From the listing below, extract each line containing the string "chauffer".

Stored dataset items
+++

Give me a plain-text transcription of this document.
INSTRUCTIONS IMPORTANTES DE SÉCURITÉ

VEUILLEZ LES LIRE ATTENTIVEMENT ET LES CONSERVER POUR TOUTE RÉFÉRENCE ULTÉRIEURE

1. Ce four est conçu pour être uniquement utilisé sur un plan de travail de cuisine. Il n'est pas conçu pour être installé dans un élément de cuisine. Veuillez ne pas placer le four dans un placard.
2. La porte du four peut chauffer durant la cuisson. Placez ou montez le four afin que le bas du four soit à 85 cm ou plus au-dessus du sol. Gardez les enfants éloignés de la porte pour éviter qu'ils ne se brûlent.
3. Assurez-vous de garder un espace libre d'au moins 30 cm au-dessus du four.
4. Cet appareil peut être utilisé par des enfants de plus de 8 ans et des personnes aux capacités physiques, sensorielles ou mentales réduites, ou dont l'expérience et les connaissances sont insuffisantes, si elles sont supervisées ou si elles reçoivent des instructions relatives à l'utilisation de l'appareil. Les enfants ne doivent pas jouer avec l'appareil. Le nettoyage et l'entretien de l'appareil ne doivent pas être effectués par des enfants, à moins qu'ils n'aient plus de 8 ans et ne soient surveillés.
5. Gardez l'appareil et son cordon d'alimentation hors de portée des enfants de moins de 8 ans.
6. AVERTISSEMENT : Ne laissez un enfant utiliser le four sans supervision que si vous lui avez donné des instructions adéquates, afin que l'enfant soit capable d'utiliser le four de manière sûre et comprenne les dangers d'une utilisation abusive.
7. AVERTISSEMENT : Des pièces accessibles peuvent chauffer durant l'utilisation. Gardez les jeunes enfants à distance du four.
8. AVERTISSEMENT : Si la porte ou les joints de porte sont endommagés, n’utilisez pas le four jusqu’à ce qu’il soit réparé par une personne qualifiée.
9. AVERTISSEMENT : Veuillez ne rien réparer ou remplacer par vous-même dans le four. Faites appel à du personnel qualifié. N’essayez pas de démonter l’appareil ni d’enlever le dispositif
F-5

+++

- Exercise solution -
2. La porte du four peut chauffer durant la cuisson. Placez ou montez le four afin que le bas du four soit à 85 cm ou plus au-dessus du sol. Gardez les enfants éloignés de la porte pour éviter qu'ils ne se brûlent.
7. AVERTISSEMENT : Des pièces accessibles peuvent chauffer durant l'utilisation. Gardez les jeunes enfants à distance du four.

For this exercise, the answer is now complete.